• **Page extract**
..............................

HDAC4 partners with Nup155 and associates with the NUPs. (A) Yeast two-hybrid growth assay with baits containing either the N terminus (aa 3–281 or 3–666) or C terminus (aa 632–1084) of HDAC4 (HD4) cotransfected with the library plasmid, which identified the Nup155 C terminus. Inducible promoters on library and bait plasmids allows differential activation of expression (−/+), showing growth and therefore interaction between Nup155 and both N-terminal constructs of HDAC4, but not with the C-terminal construct. (B) Western blots for the indicated proteins from mammalian cells transfected with the indicated constructs. For the bottom two blots, HA-Nup155 was immunoprecipitated (IP) followed by Western blotting for His-HDAC4 fragments or HA-Nup155. The asterisks show the fragments that interact. Input represents 10% of protein before IP. (C) Coomassie gel showing interaction between the C terminus of Nup155 as a GST fusion protein and the N terminus of HDAC4 as an MBP fusion protein. The asterisk shows the pull-down of MBP-HDAC4 with GST-Nup155 from the GST binding column. Input protein is shown on the left. (D) Western blots from NRVMs after endogenous HDAC4 immunoprecipitation (IP) or control IgG to investigate Nup155 and nucleoporin (mAb414) interaction. (E) Immunofluorescent staining of NRVMs for endogenous HDAC4 (green, arrowheads), the NUPs (mAb414, red), and DNA (ToPro3, blue) showing partial colocalization of HDAC4 with NUPs.

..............................

• **Work task**
Reproduce the figure legend on HDAC4 and Nup155 above word for word and in full.

• **Extracted entries**
..............................

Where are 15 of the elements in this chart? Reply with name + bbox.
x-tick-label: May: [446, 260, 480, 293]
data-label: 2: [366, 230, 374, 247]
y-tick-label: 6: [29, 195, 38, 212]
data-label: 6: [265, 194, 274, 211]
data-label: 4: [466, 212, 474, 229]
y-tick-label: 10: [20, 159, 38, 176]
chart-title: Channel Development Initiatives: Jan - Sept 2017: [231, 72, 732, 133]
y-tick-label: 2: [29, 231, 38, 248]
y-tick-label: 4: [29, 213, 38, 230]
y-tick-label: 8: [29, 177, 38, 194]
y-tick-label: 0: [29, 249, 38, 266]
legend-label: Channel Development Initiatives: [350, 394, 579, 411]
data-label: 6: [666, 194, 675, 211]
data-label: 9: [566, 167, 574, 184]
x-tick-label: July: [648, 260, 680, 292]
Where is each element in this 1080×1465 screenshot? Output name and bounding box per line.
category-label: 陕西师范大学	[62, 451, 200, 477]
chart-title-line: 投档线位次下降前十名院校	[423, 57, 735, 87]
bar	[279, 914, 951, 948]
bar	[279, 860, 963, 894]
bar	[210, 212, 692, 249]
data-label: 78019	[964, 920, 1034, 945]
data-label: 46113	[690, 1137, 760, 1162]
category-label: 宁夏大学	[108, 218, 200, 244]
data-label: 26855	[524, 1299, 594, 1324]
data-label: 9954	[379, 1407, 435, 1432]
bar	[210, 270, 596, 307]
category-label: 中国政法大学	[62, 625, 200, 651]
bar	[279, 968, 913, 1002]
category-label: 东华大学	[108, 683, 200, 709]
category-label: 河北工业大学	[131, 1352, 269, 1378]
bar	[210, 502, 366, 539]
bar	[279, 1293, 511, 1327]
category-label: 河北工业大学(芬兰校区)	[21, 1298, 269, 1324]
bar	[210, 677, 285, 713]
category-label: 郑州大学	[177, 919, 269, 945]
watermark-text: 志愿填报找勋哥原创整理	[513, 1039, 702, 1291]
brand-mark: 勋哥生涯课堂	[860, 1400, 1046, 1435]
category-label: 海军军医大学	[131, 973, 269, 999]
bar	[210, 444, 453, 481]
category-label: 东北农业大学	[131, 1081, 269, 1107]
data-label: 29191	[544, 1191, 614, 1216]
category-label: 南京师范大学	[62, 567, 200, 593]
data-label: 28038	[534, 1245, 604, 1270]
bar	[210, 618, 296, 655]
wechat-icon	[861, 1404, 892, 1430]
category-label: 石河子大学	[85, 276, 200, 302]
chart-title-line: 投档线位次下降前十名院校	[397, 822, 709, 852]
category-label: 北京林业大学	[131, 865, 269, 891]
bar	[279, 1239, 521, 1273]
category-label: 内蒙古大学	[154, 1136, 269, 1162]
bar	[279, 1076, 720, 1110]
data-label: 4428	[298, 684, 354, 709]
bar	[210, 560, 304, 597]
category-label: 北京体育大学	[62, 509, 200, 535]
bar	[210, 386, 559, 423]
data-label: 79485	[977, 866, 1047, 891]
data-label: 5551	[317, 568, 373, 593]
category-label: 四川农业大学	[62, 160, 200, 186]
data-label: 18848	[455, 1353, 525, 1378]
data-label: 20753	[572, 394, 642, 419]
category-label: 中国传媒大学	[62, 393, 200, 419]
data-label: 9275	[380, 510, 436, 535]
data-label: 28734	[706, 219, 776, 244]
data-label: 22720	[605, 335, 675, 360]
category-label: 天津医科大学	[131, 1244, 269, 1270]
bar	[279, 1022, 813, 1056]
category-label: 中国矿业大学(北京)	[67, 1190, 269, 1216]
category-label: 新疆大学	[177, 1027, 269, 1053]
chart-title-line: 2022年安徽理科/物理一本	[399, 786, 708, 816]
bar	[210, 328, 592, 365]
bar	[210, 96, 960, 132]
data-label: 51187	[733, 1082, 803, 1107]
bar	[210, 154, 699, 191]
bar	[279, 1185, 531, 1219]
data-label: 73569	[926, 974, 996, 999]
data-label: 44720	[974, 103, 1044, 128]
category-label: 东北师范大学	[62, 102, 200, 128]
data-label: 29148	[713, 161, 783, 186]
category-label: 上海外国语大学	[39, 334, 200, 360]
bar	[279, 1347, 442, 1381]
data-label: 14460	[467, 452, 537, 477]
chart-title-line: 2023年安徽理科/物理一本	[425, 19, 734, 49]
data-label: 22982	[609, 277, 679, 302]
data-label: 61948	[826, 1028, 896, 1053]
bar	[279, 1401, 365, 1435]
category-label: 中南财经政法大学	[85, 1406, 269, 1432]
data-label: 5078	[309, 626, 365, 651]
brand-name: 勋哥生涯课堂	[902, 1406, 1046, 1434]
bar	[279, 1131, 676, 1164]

..............................

• **Task answer**
HDAC4 partners with Nup155 and associates with the NUPs. (A) Yeast two-hybrid growth assay with baits containing either the N terminus (aa 3–281 or 3–666) or C terminus (aa 632–1084) of HDAC4 (HD4) cotransfected with the library plasmid, which identified the Nup155 C terminus. Inducible promoters on library and bait plasmids allows differential activation of expression (−/+), showing growth and therefore interaction between Nup155 and both N-terminal constructs of HDAC4, but not with the C-terminal construct. (B) Western blots for the indicated proteins from mammalian cells transfected with the indicated constructs. For the bottom two blots, HA-Nup155 was immunoprecipitated (IP) followed by Western blotting for His-HDAC4 fragments or HA-Nup155. The asterisks show the fragments that interact. Input represents 10% of protein before IP. (C) Coomassie gel showing interaction between the C terminus of Nup155 as a GST fusion protein and the N terminus of HDAC4 as an MBP fusion protein. The asterisk shows the pull-down of MBP-HDAC4 with GST-Nup155 from the GST binding column. Input protein is shown on the left. (D) Western blots from NRVMs after endogenous HDAC4 immunoprecipitation (IP) or control IgG to investigate Nup155 and nucleoporin (mAb414) interaction. (E) Immunofluorescent staining of NRVMs for endogenous HDAC4 (green, arrowheads), the NUPs (mAb414, red), and DNA (ToPro3, blue) showing partial colocalization of HDAC4 with NUPs.